=== DIRECTIONS ===
Reproduce each line bearing the word "ylabel".

Dataset entries on figures:
========
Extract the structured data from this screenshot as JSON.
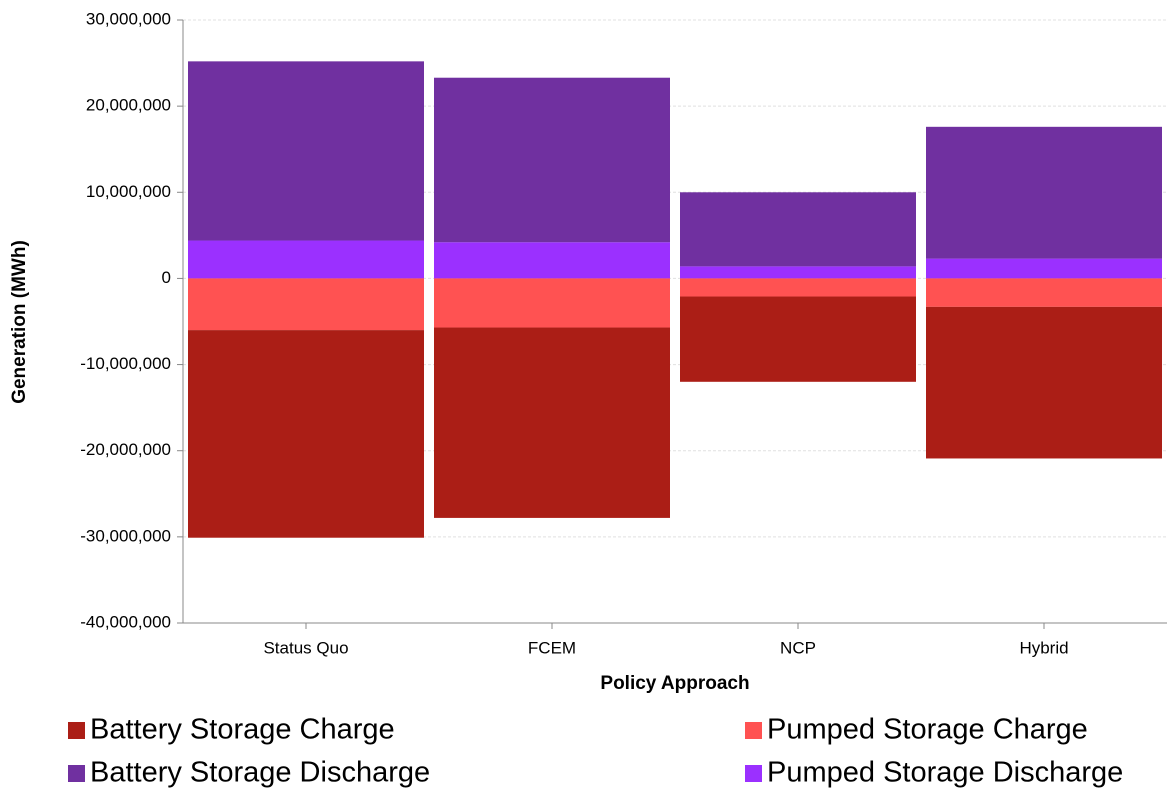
{
  "chart_data": {
    "type": "bar",
    "stacked": true,
    "x_label": "Policy Approach",
    "y_label": "Generation (MWh)",
    "categories": [
      "Status Quo",
      "FCEM",
      "NCP",
      "Hybrid"
    ],
    "series": [
      {
        "name": "Battery Storage Charge",
        "color": "#ab1e16",
        "values": [
          -24100000,
          -22100000,
          -9900000,
          -17600000
        ]
      },
      {
        "name": "Pumped Storage Charge",
        "color": "#ff5252",
        "values": [
          -6000000,
          -5700000,
          -2100000,
          -3300000
        ]
      },
      {
        "name": "Battery Storage Discharge",
        "color": "#7030a0",
        "values": [
          20800000,
          19100000,
          8600000,
          15300000
        ]
      },
      {
        "name": "Pumped Storage Discharge",
        "color": "#9b30ff",
        "values": [
          4400000,
          4200000,
          1400000,
          2300000
        ]
      }
    ],
    "ylim": [
      -40000000,
      30000000
    ],
    "yticks": [
      {
        "value": -40000000,
        "label": "-40,000,000"
      },
      {
        "value": -30000000,
        "label": "-30,000,000"
      },
      {
        "value": -20000000,
        "label": "-20,000,000"
      },
      {
        "value": -10000000,
        "label": "-10,000,000"
      },
      0,
      {
        "value": 10000000,
        "label": "10,000,000"
      },
      {
        "value": 20000000,
        "label": "20,000,000"
      },
      {
        "value": 30000000,
        "label": "30,000,000"
      }
    ],
    "grid": true
  }
}
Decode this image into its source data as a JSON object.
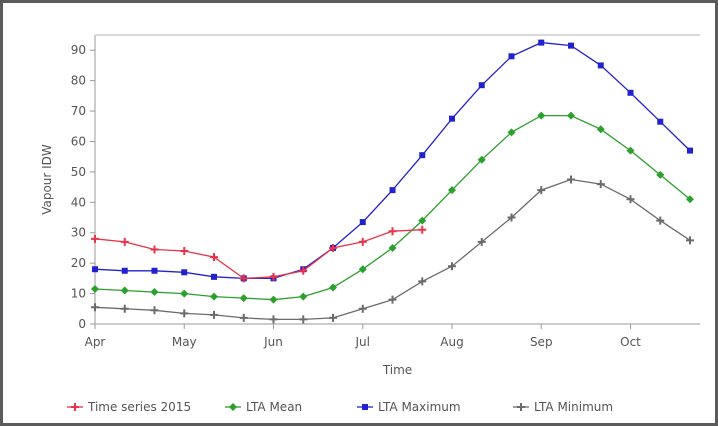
{
  "chart_data": {
    "type": "line",
    "xlabel": "Time",
    "ylabel": "Vapour IDW",
    "ylim": [
      0,
      95
    ],
    "yticks": [
      0,
      10,
      20,
      30,
      40,
      50,
      60,
      70,
      80,
      90
    ],
    "xticks": [
      "Apr",
      "May",
      "Jun",
      "Jul",
      "Aug",
      "Sep",
      "Oct"
    ],
    "grid": false,
    "legend_position": "bottom",
    "series": [
      {
        "name": "Time series 2015",
        "color": "#e8334a",
        "marker": "plus",
        "values": [
          {
            "x": "Apr 01",
            "y": 28
          },
          {
            "x": "Apr 11",
            "y": 27
          },
          {
            "x": "Apr 21",
            "y": 24.5
          },
          {
            "x": "May 01",
            "y": 24
          },
          {
            "x": "May 11",
            "y": 22
          },
          {
            "x": "May 21",
            "y": 15
          },
          {
            "x": "Jun 01",
            "y": 15.5
          },
          {
            "x": "Jun 11",
            "y": 17.5
          },
          {
            "x": "Jun 21",
            "y": 25
          },
          {
            "x": "Jul 01",
            "y": 27
          },
          {
            "x": "Jul 11",
            "y": 30.5
          },
          {
            "x": "Jul 21",
            "y": 31
          }
        ]
      },
      {
        "name": "LTA Mean",
        "color": "#2ca02c",
        "marker": "diamond",
        "values": [
          {
            "x": "Apr 01",
            "y": 11.5
          },
          {
            "x": "Apr 11",
            "y": 11
          },
          {
            "x": "Apr 21",
            "y": 10.5
          },
          {
            "x": "May 01",
            "y": 10
          },
          {
            "x": "May 11",
            "y": 9
          },
          {
            "x": "May 21",
            "y": 8.5
          },
          {
            "x": "Jun 01",
            "y": 8
          },
          {
            "x": "Jun 11",
            "y": 9
          },
          {
            "x": "Jun 21",
            "y": 12
          },
          {
            "x": "Jul 01",
            "y": 18
          },
          {
            "x": "Jul 11",
            "y": 25
          },
          {
            "x": "Jul 21",
            "y": 34
          },
          {
            "x": "Aug 01",
            "y": 44
          },
          {
            "x": "Aug 11",
            "y": 54
          },
          {
            "x": "Aug 21",
            "y": 63
          },
          {
            "x": "Sep 01",
            "y": 68.5
          },
          {
            "x": "Sep 11",
            "y": 68.5
          },
          {
            "x": "Sep 21",
            "y": 64
          },
          {
            "x": "Oct 01",
            "y": 57
          },
          {
            "x": "Oct 11",
            "y": 49
          },
          {
            "x": "Oct 21",
            "y": 41
          }
        ]
      },
      {
        "name": "LTA Maximum",
        "color": "#2222cc",
        "marker": "square",
        "values": [
          {
            "x": "Apr 01",
            "y": 18
          },
          {
            "x": "Apr 11",
            "y": 17.5
          },
          {
            "x": "Apr 21",
            "y": 17.5
          },
          {
            "x": "May 01",
            "y": 17
          },
          {
            "x": "May 11",
            "y": 15.5
          },
          {
            "x": "May 21",
            "y": 15
          },
          {
            "x": "Jun 01",
            "y": 15
          },
          {
            "x": "Jun 11",
            "y": 18
          },
          {
            "x": "Jun 21",
            "y": 25
          },
          {
            "x": "Jul 01",
            "y": 33.5
          },
          {
            "x": "Jul 11",
            "y": 44
          },
          {
            "x": "Jul 21",
            "y": 55.5
          },
          {
            "x": "Aug 01",
            "y": 67.5
          },
          {
            "x": "Aug 11",
            "y": 78.5
          },
          {
            "x": "Aug 21",
            "y": 88
          },
          {
            "x": "Sep 01",
            "y": 92.5
          },
          {
            "x": "Sep 11",
            "y": 91.5
          },
          {
            "x": "Sep 21",
            "y": 85
          },
          {
            "x": "Oct 01",
            "y": 76
          },
          {
            "x": "Oct 11",
            "y": 66.5
          },
          {
            "x": "Oct 21",
            "y": 57
          }
        ]
      },
      {
        "name": "LTA Minimum",
        "color": "#6b6b6b",
        "marker": "plus",
        "values": [
          {
            "x": "Apr 01",
            "y": 5.5
          },
          {
            "x": "Apr 11",
            "y": 5
          },
          {
            "x": "Apr 21",
            "y": 4.5
          },
          {
            "x": "May 01",
            "y": 3.5
          },
          {
            "x": "May 11",
            "y": 3
          },
          {
            "x": "May 21",
            "y": 2
          },
          {
            "x": "Jun 01",
            "y": 1.5
          },
          {
            "x": "Jun 11",
            "y": 1.5
          },
          {
            "x": "Jun 21",
            "y": 2
          },
          {
            "x": "Jul 01",
            "y": 5
          },
          {
            "x": "Jul 11",
            "y": 8
          },
          {
            "x": "Jul 21",
            "y": 14
          },
          {
            "x": "Aug 01",
            "y": 19
          },
          {
            "x": "Aug 11",
            "y": 27
          },
          {
            "x": "Aug 21",
            "y": 35
          },
          {
            "x": "Sep 01",
            "y": 44
          },
          {
            "x": "Sep 11",
            "y": 47.5
          },
          {
            "x": "Sep 21",
            "y": 46
          },
          {
            "x": "Oct 01",
            "y": 41
          },
          {
            "x": "Oct 11",
            "y": 34
          },
          {
            "x": "Oct 21",
            "y": 27.5
          }
        ]
      }
    ]
  }
}
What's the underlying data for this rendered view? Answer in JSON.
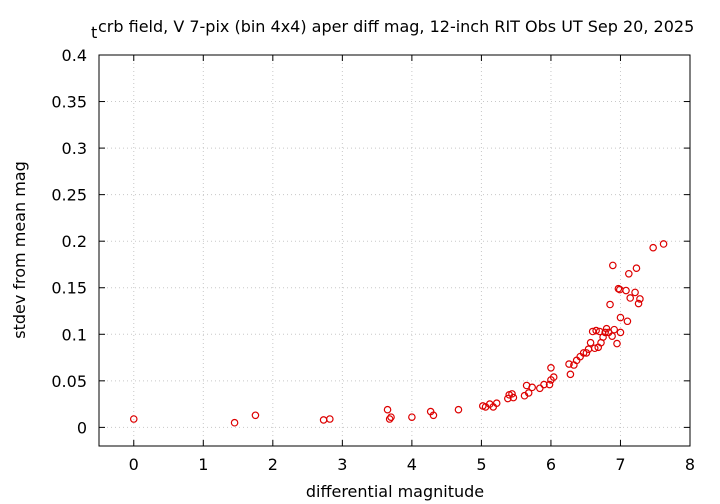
{
  "chart_data": {
    "type": "scatter",
    "title_prefix": "t",
    "title": "crb field, V 7-pix (bin 4x4) aper diff mag,  12-inch RIT Obs UT Sep 20, 2025",
    "xlabel": "differential magnitude",
    "ylabel": "stdev from mean mag",
    "xlim": [
      -0.5,
      8
    ],
    "ylim": [
      -0.02,
      0.4
    ],
    "x_ticks": [
      0,
      1,
      2,
      3,
      4,
      5,
      6,
      7,
      8
    ],
    "x_tick_labels": [
      "0",
      "1",
      "2",
      "3",
      "4",
      "5",
      "6",
      "7",
      "8"
    ],
    "y_ticks": [
      0,
      0.05,
      0.1,
      0.15,
      0.2,
      0.25,
      0.3,
      0.35,
      0.4
    ],
    "y_tick_labels": [
      "0",
      "0.05",
      "0.1",
      "0.15",
      "0.2",
      "0.25",
      "0.3",
      "0.35",
      "0.4"
    ],
    "grid": true,
    "marker_color": "#dd0000",
    "points": [
      [
        0.0,
        0.009
      ],
      [
        1.45,
        0.005
      ],
      [
        1.75,
        0.013
      ],
      [
        2.73,
        0.008
      ],
      [
        2.82,
        0.009
      ],
      [
        3.65,
        0.019
      ],
      [
        3.68,
        0.009
      ],
      [
        3.7,
        0.011
      ],
      [
        4.0,
        0.011
      ],
      [
        4.27,
        0.017
      ],
      [
        4.31,
        0.013
      ],
      [
        4.67,
        0.019
      ],
      [
        5.02,
        0.023
      ],
      [
        5.06,
        0.022
      ],
      [
        5.12,
        0.025
      ],
      [
        5.17,
        0.022
      ],
      [
        5.22,
        0.026
      ],
      [
        5.38,
        0.031
      ],
      [
        5.4,
        0.035
      ],
      [
        5.44,
        0.036
      ],
      [
        5.46,
        0.032
      ],
      [
        5.62,
        0.034
      ],
      [
        5.65,
        0.045
      ],
      [
        5.68,
        0.037
      ],
      [
        5.73,
        0.043
      ],
      [
        5.84,
        0.042
      ],
      [
        5.9,
        0.046
      ],
      [
        5.98,
        0.046
      ],
      [
        6.0,
        0.051
      ],
      [
        6.0,
        0.064
      ],
      [
        6.04,
        0.054
      ],
      [
        6.26,
        0.068
      ],
      [
        6.28,
        0.057
      ],
      [
        6.33,
        0.067
      ],
      [
        6.37,
        0.072
      ],
      [
        6.42,
        0.076
      ],
      [
        6.47,
        0.08
      ],
      [
        6.51,
        0.08
      ],
      [
        6.54,
        0.084
      ],
      [
        6.57,
        0.091
      ],
      [
        6.6,
        0.103
      ],
      [
        6.63,
        0.085
      ],
      [
        6.65,
        0.104
      ],
      [
        6.68,
        0.086
      ],
      [
        6.7,
        0.103
      ],
      [
        6.72,
        0.091
      ],
      [
        6.75,
        0.097
      ],
      [
        6.78,
        0.102
      ],
      [
        6.8,
        0.106
      ],
      [
        6.83,
        0.102
      ],
      [
        6.85,
        0.132
      ],
      [
        6.88,
        0.098
      ],
      [
        6.89,
        0.174
      ],
      [
        6.91,
        0.105
      ],
      [
        6.95,
        0.09
      ],
      [
        6.97,
        0.149
      ],
      [
        6.99,
        0.148
      ],
      [
        7.0,
        0.118
      ],
      [
        7.0,
        0.102
      ],
      [
        7.08,
        0.147
      ],
      [
        7.1,
        0.114
      ],
      [
        7.12,
        0.165
      ],
      [
        7.14,
        0.139
      ],
      [
        7.21,
        0.145
      ],
      [
        7.23,
        0.171
      ],
      [
        7.26,
        0.133
      ],
      [
        7.28,
        0.138
      ],
      [
        7.47,
        0.193
      ],
      [
        7.62,
        0.197
      ]
    ]
  }
}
========
=== RESPONSE TO THE TASK ===
    "ylabel": "Vapour IDW",
    "ylabel": "stdev from mean mag",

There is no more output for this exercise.